Scan the entries below. List each line with "title".

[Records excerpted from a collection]

★ ★ ★ ★ ★ ★ ★

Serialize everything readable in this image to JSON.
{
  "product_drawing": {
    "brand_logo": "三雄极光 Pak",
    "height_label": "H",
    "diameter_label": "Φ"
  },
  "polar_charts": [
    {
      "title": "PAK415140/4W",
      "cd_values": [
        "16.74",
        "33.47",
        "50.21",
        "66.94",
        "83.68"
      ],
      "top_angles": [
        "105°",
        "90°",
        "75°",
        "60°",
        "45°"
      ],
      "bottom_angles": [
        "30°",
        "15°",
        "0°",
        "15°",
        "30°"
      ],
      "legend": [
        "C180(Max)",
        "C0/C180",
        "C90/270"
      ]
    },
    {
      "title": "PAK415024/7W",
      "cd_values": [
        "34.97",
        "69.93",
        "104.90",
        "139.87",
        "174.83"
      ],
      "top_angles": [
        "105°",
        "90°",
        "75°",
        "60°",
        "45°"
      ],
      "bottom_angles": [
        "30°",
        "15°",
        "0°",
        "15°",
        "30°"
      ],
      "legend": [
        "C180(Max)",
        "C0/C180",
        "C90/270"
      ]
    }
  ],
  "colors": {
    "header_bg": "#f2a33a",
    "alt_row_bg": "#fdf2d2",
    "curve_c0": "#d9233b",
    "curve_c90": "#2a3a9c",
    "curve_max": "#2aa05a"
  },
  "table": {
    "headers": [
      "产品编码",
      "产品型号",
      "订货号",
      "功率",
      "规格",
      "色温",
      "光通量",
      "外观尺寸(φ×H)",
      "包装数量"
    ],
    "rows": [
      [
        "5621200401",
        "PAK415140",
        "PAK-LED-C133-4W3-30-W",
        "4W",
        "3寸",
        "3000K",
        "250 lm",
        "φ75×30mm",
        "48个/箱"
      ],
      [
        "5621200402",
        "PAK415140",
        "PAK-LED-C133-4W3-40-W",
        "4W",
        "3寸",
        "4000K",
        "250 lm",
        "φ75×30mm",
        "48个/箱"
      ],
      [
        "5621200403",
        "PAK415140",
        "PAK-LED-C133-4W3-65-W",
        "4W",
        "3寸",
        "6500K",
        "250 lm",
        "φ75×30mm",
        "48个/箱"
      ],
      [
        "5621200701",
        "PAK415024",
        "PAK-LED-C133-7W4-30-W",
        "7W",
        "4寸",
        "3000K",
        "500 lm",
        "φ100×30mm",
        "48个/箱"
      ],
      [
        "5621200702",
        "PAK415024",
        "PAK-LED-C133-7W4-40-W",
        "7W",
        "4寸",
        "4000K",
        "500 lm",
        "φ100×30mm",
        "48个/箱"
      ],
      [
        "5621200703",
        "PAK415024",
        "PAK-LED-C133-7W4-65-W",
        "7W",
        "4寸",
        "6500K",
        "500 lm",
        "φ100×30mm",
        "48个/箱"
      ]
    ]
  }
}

★ ★ ★ ★ ★ ★ ★

# [FULL ANSWER]
      "title": "PAK415140/4W",
      "title": "PAK415024/7W",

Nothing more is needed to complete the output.